[The problem] Copy every line of the data below without any changes.
▬▬▬▬▬▬
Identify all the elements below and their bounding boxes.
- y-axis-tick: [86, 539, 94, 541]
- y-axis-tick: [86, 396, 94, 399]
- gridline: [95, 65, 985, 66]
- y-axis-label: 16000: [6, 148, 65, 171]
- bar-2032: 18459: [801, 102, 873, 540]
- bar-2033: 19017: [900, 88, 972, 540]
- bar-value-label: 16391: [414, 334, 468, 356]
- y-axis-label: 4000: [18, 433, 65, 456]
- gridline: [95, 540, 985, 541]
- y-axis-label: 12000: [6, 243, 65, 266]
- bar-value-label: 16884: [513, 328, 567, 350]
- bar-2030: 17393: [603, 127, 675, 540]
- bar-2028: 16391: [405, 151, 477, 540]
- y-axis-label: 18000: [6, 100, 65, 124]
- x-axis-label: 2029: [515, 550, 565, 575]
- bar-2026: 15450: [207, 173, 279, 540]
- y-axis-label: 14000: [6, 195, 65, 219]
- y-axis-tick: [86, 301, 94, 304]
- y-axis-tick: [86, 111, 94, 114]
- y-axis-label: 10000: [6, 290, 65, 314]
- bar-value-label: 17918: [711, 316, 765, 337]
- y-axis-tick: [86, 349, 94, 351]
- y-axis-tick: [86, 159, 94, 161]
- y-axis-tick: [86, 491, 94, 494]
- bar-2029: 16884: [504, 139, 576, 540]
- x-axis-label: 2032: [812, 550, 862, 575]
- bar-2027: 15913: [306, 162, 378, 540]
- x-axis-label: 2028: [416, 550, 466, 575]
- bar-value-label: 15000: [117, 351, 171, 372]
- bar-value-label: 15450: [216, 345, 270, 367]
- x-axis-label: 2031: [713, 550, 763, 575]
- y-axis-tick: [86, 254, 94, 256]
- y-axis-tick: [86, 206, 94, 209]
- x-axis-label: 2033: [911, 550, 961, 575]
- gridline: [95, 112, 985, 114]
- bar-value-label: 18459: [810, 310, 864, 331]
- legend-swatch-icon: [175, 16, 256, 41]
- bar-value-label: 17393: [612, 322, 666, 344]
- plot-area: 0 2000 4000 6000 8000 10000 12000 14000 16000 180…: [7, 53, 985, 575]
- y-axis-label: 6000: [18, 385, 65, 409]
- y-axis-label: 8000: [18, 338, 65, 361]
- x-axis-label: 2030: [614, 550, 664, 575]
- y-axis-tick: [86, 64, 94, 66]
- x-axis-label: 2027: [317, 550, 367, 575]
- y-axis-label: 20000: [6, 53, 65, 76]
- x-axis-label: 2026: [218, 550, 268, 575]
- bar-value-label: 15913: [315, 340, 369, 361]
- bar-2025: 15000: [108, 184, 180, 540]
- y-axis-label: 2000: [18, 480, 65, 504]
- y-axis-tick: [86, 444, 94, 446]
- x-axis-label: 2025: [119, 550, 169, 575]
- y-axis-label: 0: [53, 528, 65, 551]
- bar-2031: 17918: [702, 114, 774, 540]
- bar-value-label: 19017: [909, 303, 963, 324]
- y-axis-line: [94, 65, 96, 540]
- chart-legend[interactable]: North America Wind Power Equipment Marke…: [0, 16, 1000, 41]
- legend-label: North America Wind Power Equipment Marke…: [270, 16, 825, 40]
▬▬▬▬▬▬
[Correct output]
Identify all the elements below and their bounding boxes.
- y-axis-tick: [86, 539, 94, 541]
- y-axis-tick: [86, 396, 94, 399]
- gridline: [95, 65, 985, 66]
- y-axis-label: 16000: [6, 148, 65, 171]
- bar-2032: 18459: [801, 102, 873, 540]
- bar-2033: 19017: [900, 88, 972, 540]
- bar-value-label: 16391: [414, 334, 468, 356]
- y-axis-label: 4000: [18, 433, 65, 456]
- gridline: [95, 540, 985, 541]
- y-axis-label: 12000: [6, 243, 65, 266]
- bar-value-label: 16884: [513, 328, 567, 350]
- bar-2030: 17393: [603, 127, 675, 540]
- bar-2028: 16391: [405, 151, 477, 540]
- y-axis-label: 18000: [6, 100, 65, 124]
- x-axis-label: 2029: [515, 550, 565, 575]
- bar-2026: 15450: [207, 173, 279, 540]
- y-axis-label: 14000: [6, 195, 65, 219]
- y-axis-tick: [86, 301, 94, 304]
- y-axis-tick: [86, 111, 94, 114]
- y-axis-label: 10000: [6, 290, 65, 314]
- bar-value-label: 17918: [711, 316, 765, 337]
- y-axis-tick: [86, 349, 94, 351]
- y-axis-tick: [86, 159, 94, 161]
- y-axis-tick: [86, 491, 94, 494]
- bar-2029: 16884: [504, 139, 576, 540]
- x-axis-label: 2032: [812, 550, 862, 575]
- bar-2027: 15913: [306, 162, 378, 540]
- x-axis-label: 2028: [416, 550, 466, 575]
- bar-value-label: 15000: [117, 351, 171, 372]
- bar-value-label: 15450: [216, 345, 270, 367]
- x-axis-label: 2031: [713, 550, 763, 575]
- y-axis-tick: [86, 254, 94, 256]
- y-axis-tick: [86, 206, 94, 209]
- x-axis-label: 2033: [911, 550, 961, 575]
- gridline: [95, 112, 985, 114]
- bar-value-label: 18459: [810, 310, 864, 331]
- legend-swatch-icon: [175, 16, 256, 41]
- bar-value-label: 17393: [612, 322, 666, 344]
- plot-area: 0 2000 4000 6000 8000 10000 12000 14000 16000 180…: [7, 53, 985, 575]
- y-axis-label: 6000: [18, 385, 65, 409]
- y-axis-label: 8000: [18, 338, 65, 361]
- x-axis-label: 2030: [614, 550, 664, 575]
- y-axis-tick: [86, 64, 94, 66]
- x-axis-label: 2027: [317, 550, 367, 575]
- y-axis-label: 20000: [6, 53, 65, 76]
- x-axis-label: 2026: [218, 550, 268, 575]
- bar-value-label: 15913: [315, 340, 369, 361]
- bar-2025: 15000: [108, 184, 180, 540]
- y-axis-label: 2000: [18, 480, 65, 504]
- y-axis-tick: [86, 444, 94, 446]
- x-axis-label: 2025: [119, 550, 169, 575]
- y-axis-label: 0: [53, 528, 65, 551]
- bar-2031: 17918: [702, 114, 774, 540]
- bar-value-label: 19017: [909, 303, 963, 324]
- y-axis-line: [94, 65, 96, 540]
- chart-legend[interactable]: North America Wind Power Equipment Marke…: [0, 16, 1000, 41]
- legend-label: North America Wind Power Equipment Marke…: [270, 16, 825, 40]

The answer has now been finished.